• **Source records**:
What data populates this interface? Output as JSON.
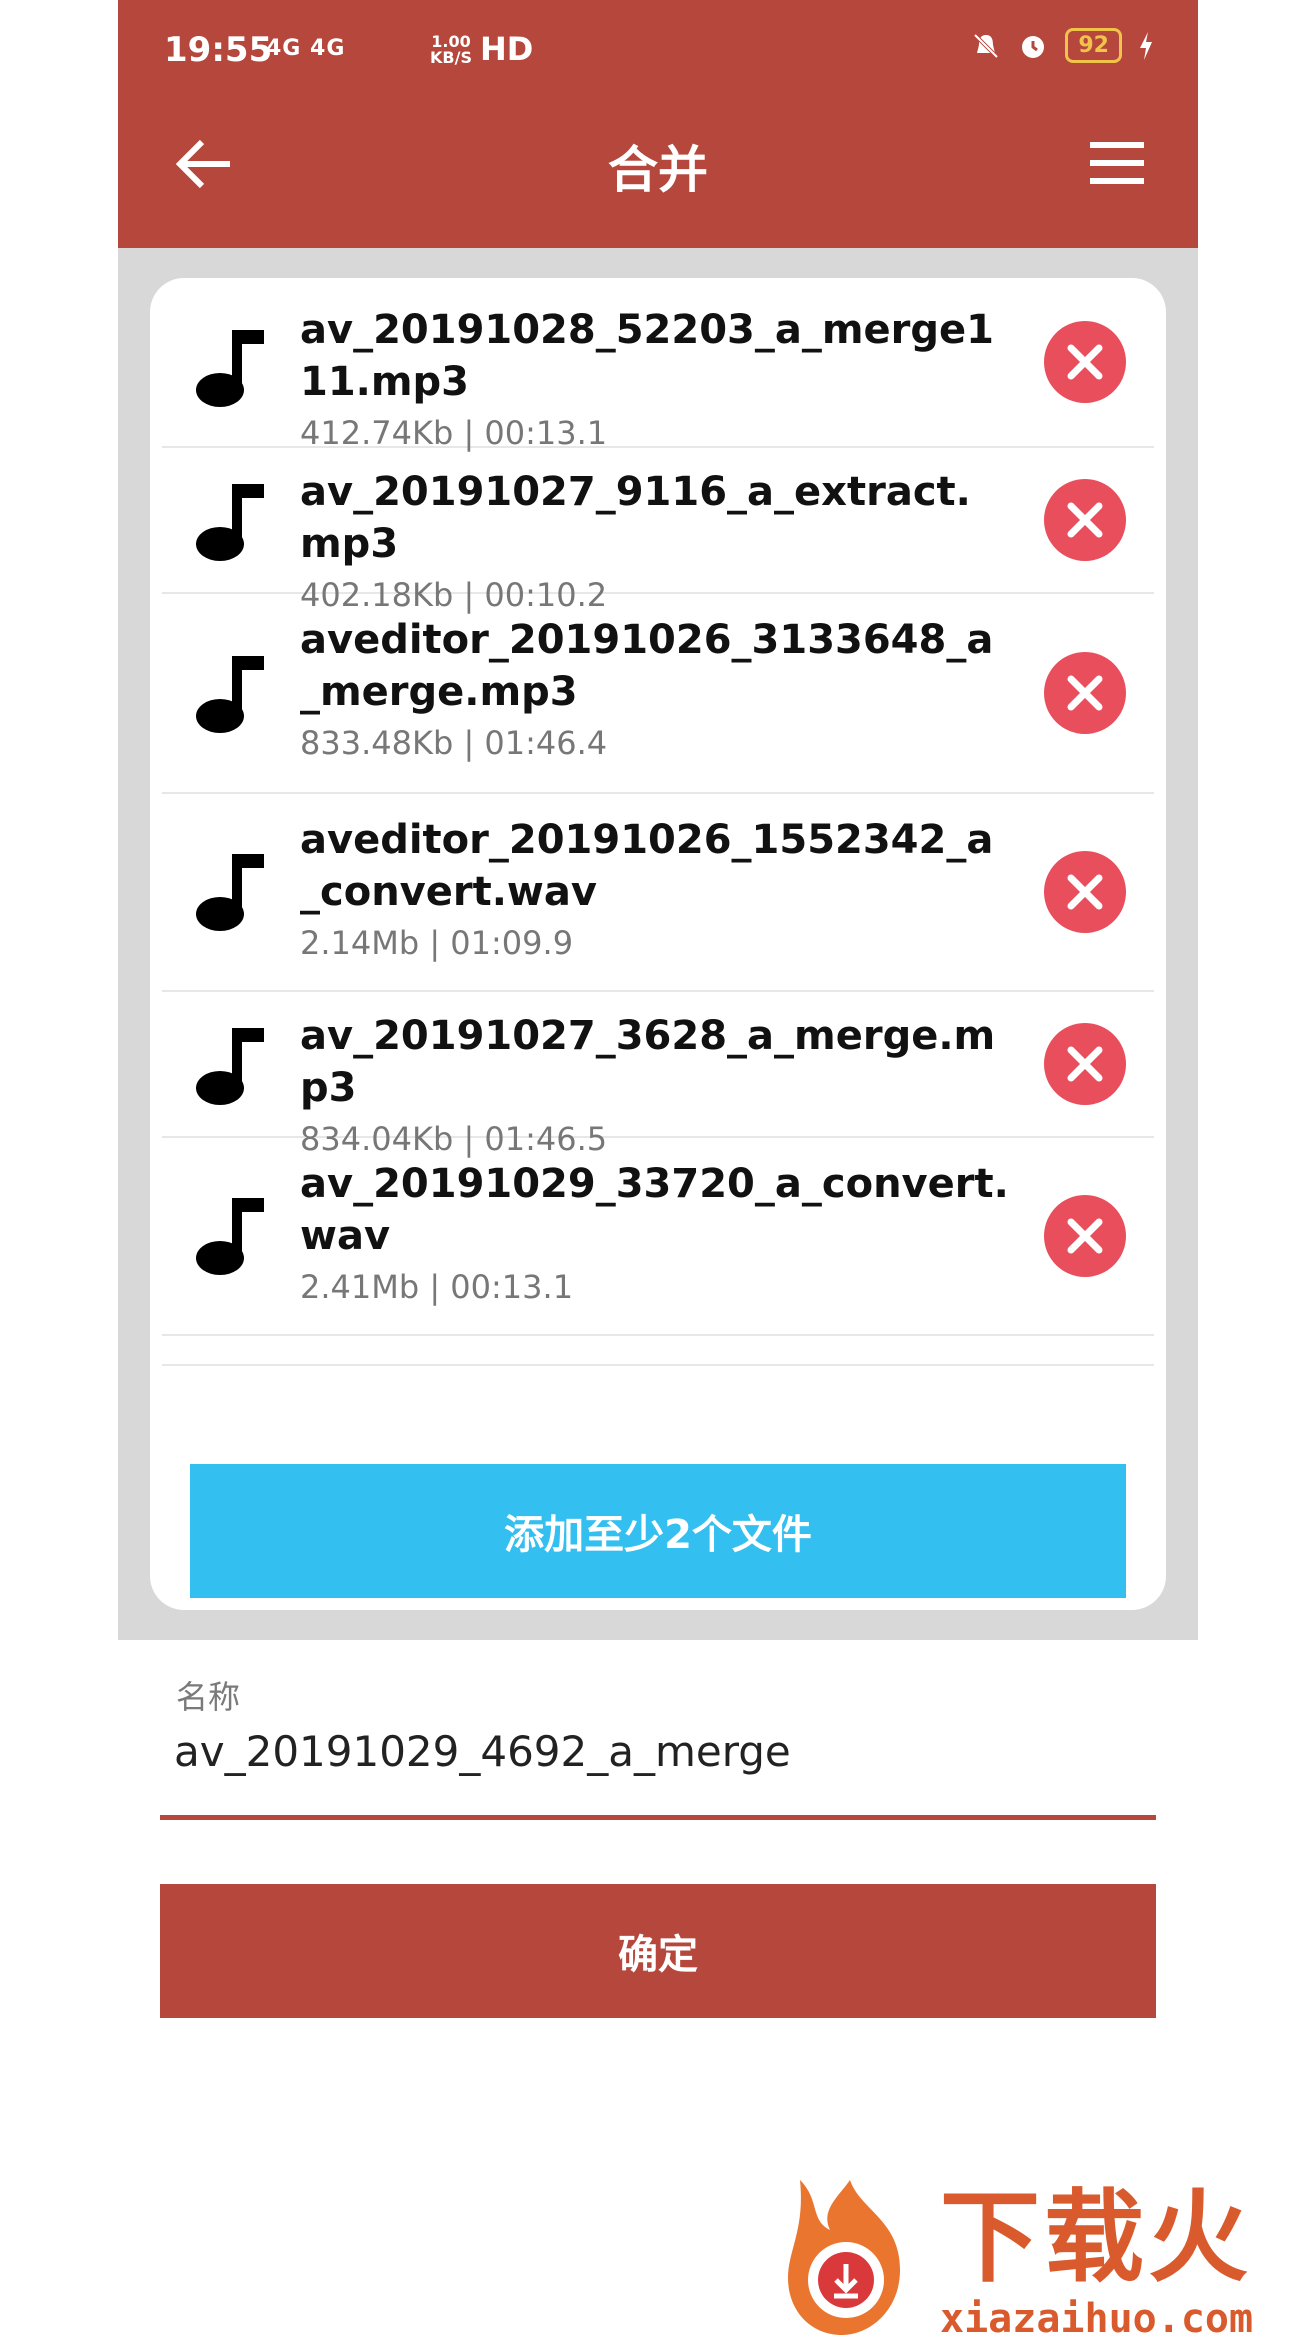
{
  "status": {
    "time": "19:55",
    "network": "4G 4G",
    "speed": "1.00\nKB/S",
    "hd": "HD",
    "battery": "92"
  },
  "appbar": {
    "title": "合并"
  },
  "files": [
    {
      "name": "av_20191028_52203_a_merge111.mp3",
      "size": "412.74Kb",
      "duration": "00:13.1"
    },
    {
      "name": "av_20191027_9116_a_extract.mp3",
      "size": "402.18Kb",
      "duration": "00:10.2"
    },
    {
      "name": "aveditor_20191026_3133648_a_merge.mp3",
      "size": "833.48Kb",
      "duration": "01:46.4"
    },
    {
      "name": "aveditor_20191026_1552342_a_convert.wav",
      "size": "2.14Mb",
      "duration": "01:09.9"
    },
    {
      "name": "av_20191027_3628_a_merge.mp3",
      "size": "834.04Kb",
      "duration": "01:46.5"
    },
    {
      "name": "av_20191029_33720_a_convert.wav",
      "size": "2.41Mb",
      "duration": "00:13.1"
    }
  ],
  "add_button": "添加至少2个文件",
  "name_field": {
    "label": "名称",
    "value": "av_20191029_4692_a_merge"
  },
  "confirm_button": "确定",
  "watermark": {
    "text": "下载火",
    "url": "xiazaihuo.com"
  },
  "colors": {
    "primary": "#b5473c",
    "accent": "#33bff0",
    "delete": "#e84e5c"
  }
}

• **What the exercise asks**: Choose all lines containing the string "size" and copy them out.

• **Result below**:
      "size": "412.74Kb",
      "size": "402.18Kb",
      "size": "833.48Kb",
      "size": "2.14Mb",
      "size": "834.04Kb",
      "size": "2.41Mb",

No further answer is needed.